__What this task involves__. Copy every line in which the string "引起学生心灵强烈震撼" occurs.

__The records__.
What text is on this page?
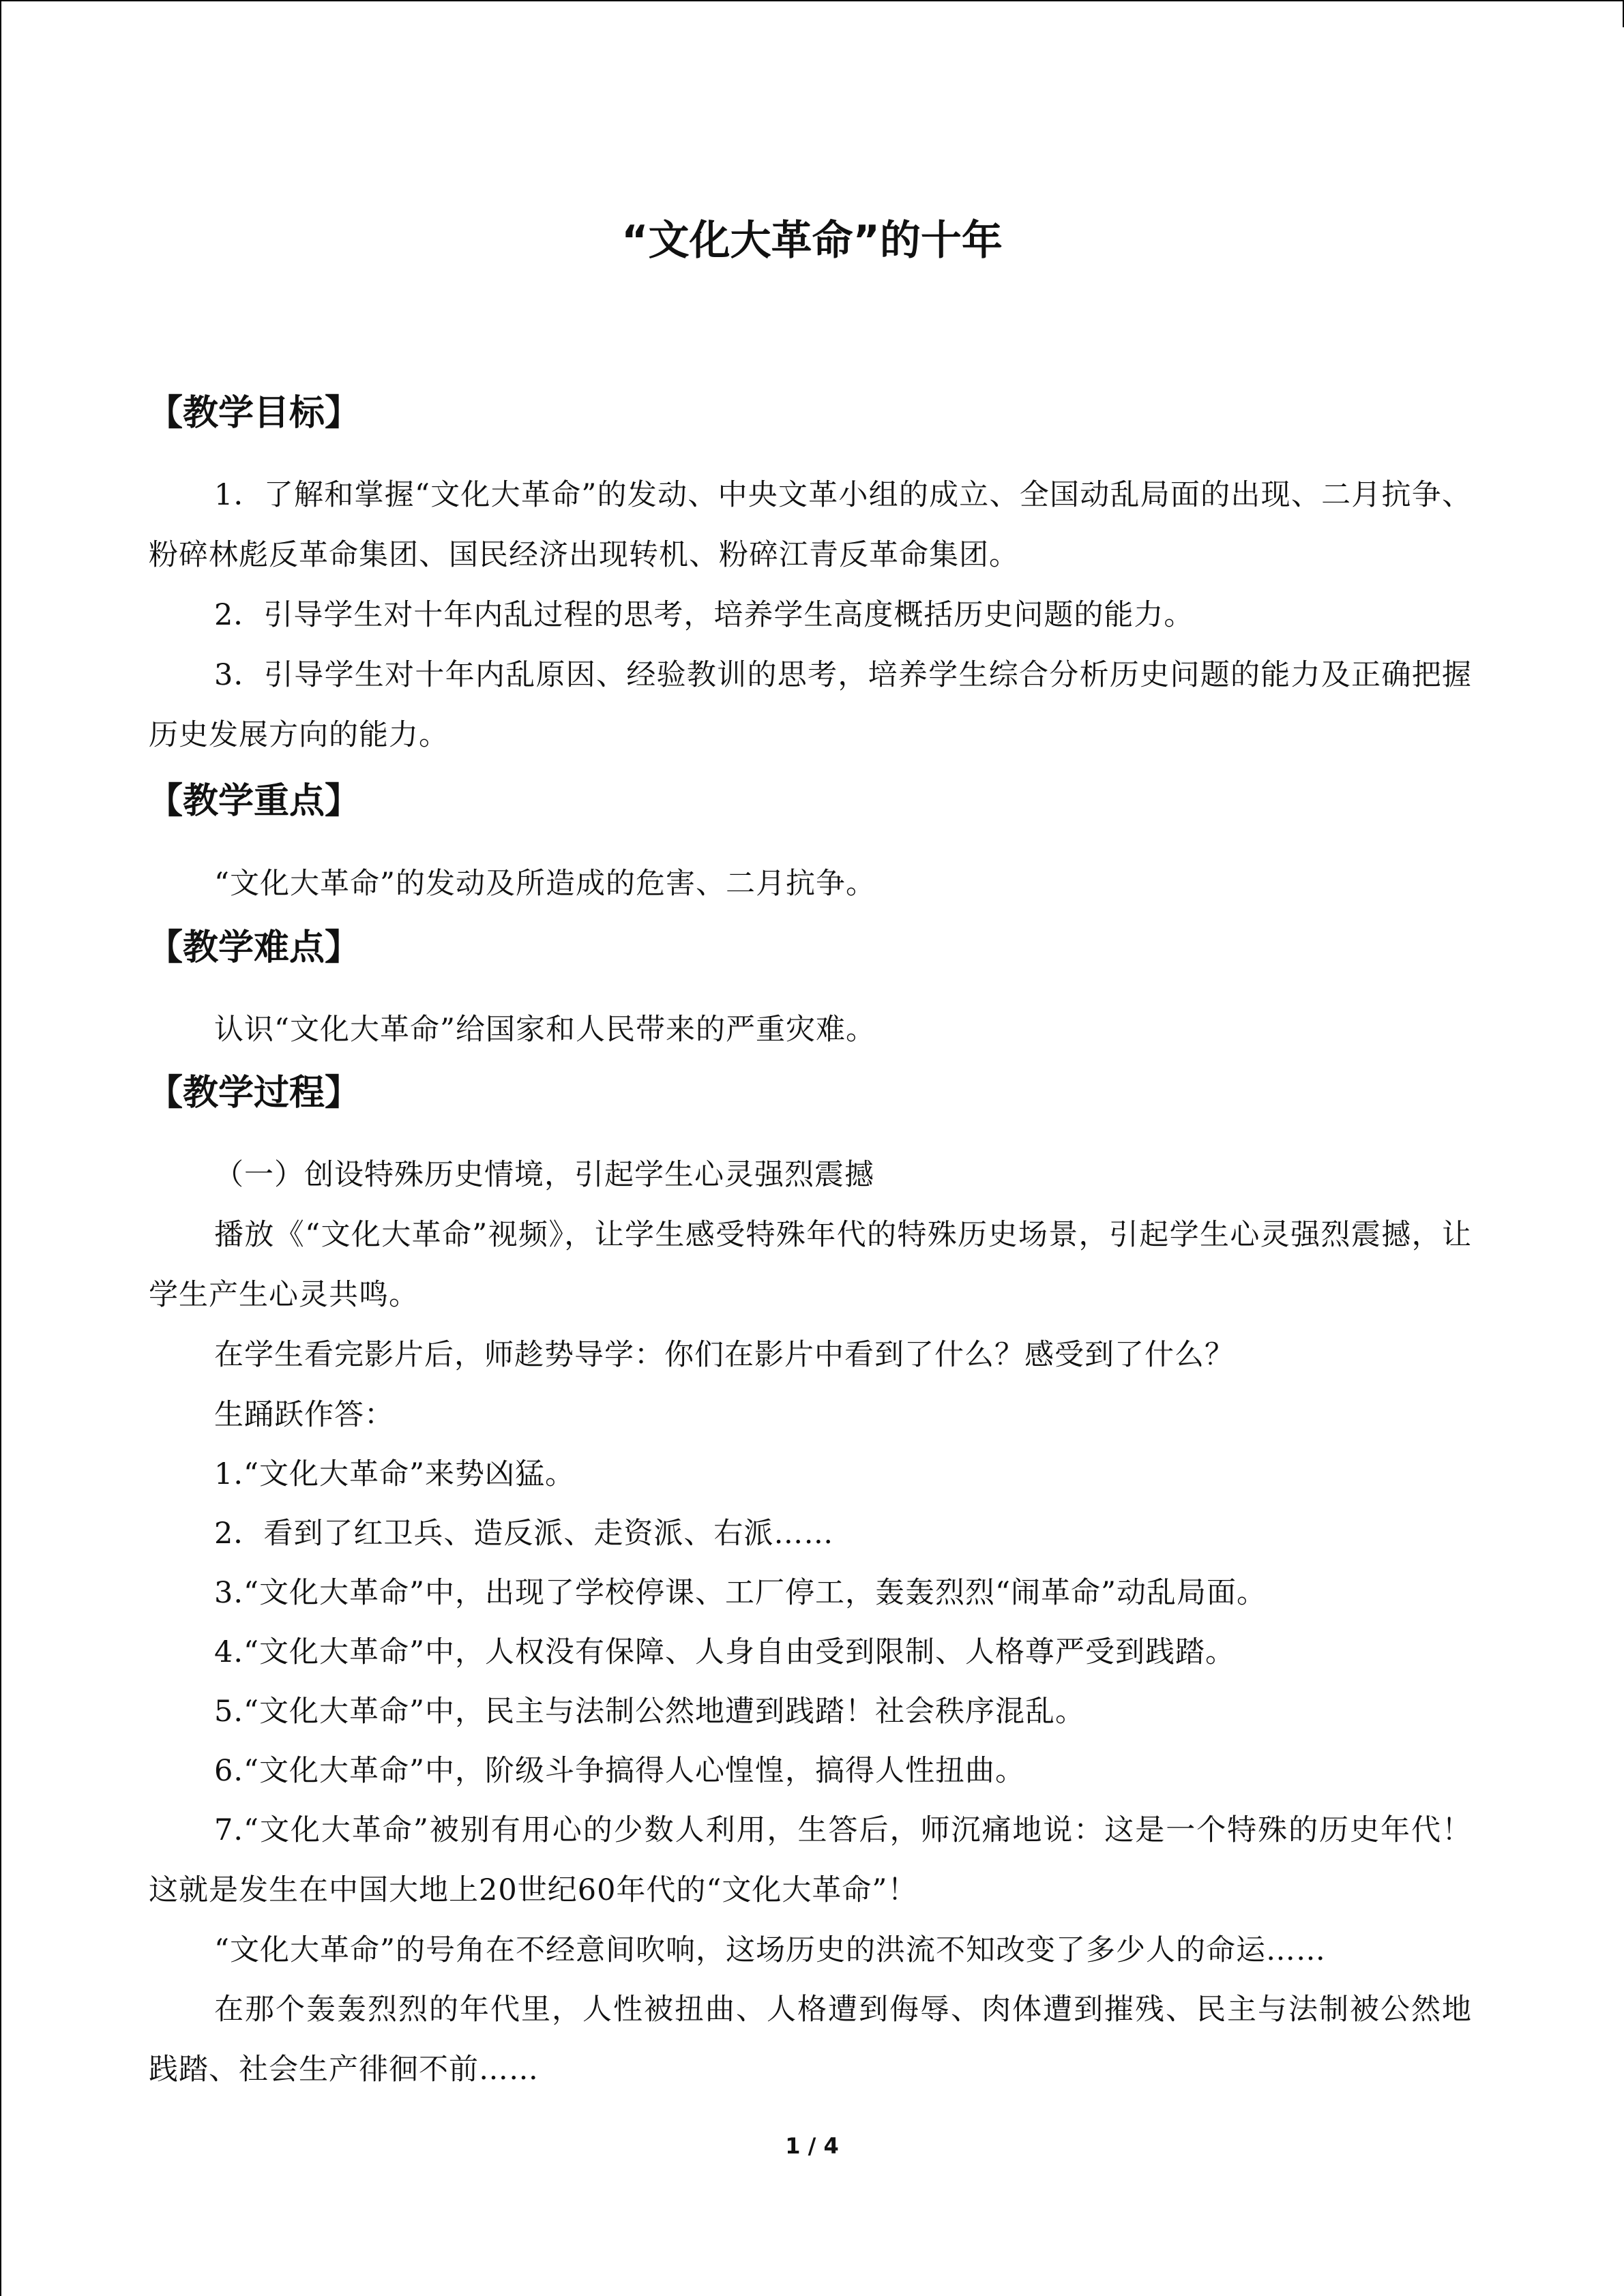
“文化大革命”的十年
【教学目标】
1．了解和掌握“文化大革命”的发动、中央文革小组的成立、全国动乱局面的出现、二月抗争、粉碎林彪反革命集团、国民经济出现转机、粉碎江青反革命集团。
2．引导学生对十年内乱过程的思考，培养学生高度概括历史问题的能力。
3．引导学生对十年内乱原因、经验教训的思考，培养学生综合分析历史问题的能力及正确把握历史发展方向的能力。
【教学重点】
“文化大革命”的发动及所造成的危害、二月抗争。
【教学难点】
认识“文化大革命”给国家和人民带来的严重灾难。
【教学过程】
（一）创设特殊历史情境，引起学生心灵强烈震撼
播放《“文化大革命”视频》，让学生感受特殊年代的特殊历史场景，引起学生心灵强烈震撼，让学生产生心灵共鸣。
在学生看完影片后，师趁势导学：你们在影片中看到了什么？感受到了什么？
生踊跃作答：
1.“文化大革命”来势凶猛。
2．看到了红卫兵、造反派、走资派、右派……
3.“文化大革命”中，出现了学校停课、工厂停工，轰轰烈烈“闹革命”动乱局面。
4.“文化大革命”中，人权没有保障、人身自由受到限制、人格尊严受到践踏。
5.“文化大革命”中，民主与法制公然地遭到践踏！社会秩序混乱。
6.“文化大革命”中，阶级斗争搞得人心惶惶，搞得人性扭曲。
7.“文化大革命”被别有用心的少数人利用，生答后，师沉痛地说：这是一个特殊的历史年代！这就是发生在中国大地上20世纪60年代的“文化大革命”！
“文化大革命”的号角在不经意间吹响，这场历史的洪流不知改变了多少人的命运……
在那个轰轰烈烈的年代里，人性被扭曲、人格遭到侮辱、肉体遭到摧残、民主与法制被公然地践踏、社会生产徘徊不前……
1 / 4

__The solution__.
（一）创设特殊历史情境，引起学生心灵强烈震撼
播放《“文化大革命”视频》，让学生感受特殊年代的特殊历史场景，引起学生心灵强烈震撼，让学生产生心灵共鸣。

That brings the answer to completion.